» **Exercise prompt**
Whenever a line below holds the word "page", copy that line.

» **Data records**

↓

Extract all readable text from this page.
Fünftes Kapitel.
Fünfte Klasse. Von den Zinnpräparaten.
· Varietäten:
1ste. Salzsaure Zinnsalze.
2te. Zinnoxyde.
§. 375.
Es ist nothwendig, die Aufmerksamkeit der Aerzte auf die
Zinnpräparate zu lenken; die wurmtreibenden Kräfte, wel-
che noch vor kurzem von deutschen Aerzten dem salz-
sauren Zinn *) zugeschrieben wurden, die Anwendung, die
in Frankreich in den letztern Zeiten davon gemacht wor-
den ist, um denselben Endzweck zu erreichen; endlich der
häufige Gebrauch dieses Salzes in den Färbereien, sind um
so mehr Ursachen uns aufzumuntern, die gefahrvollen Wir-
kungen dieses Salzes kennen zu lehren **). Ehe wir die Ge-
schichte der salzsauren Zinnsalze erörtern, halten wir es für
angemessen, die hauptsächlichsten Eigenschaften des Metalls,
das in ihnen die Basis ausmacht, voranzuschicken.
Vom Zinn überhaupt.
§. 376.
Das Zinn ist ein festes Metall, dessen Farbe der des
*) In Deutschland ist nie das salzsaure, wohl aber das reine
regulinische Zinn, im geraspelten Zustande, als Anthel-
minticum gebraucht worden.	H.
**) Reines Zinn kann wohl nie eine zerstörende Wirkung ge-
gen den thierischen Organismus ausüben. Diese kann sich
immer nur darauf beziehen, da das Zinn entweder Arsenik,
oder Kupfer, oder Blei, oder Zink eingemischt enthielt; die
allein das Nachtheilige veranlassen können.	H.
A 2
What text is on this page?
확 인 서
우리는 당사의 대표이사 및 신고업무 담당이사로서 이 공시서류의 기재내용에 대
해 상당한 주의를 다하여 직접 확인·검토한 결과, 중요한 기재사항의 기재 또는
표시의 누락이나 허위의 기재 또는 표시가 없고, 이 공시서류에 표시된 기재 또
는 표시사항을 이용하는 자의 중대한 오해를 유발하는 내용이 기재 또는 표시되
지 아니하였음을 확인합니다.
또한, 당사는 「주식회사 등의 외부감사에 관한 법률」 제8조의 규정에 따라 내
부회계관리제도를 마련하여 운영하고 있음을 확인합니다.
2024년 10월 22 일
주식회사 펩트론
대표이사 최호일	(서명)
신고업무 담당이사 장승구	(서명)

↑

» **Solution below**
Extract all readable text from this page.
What text is on this page?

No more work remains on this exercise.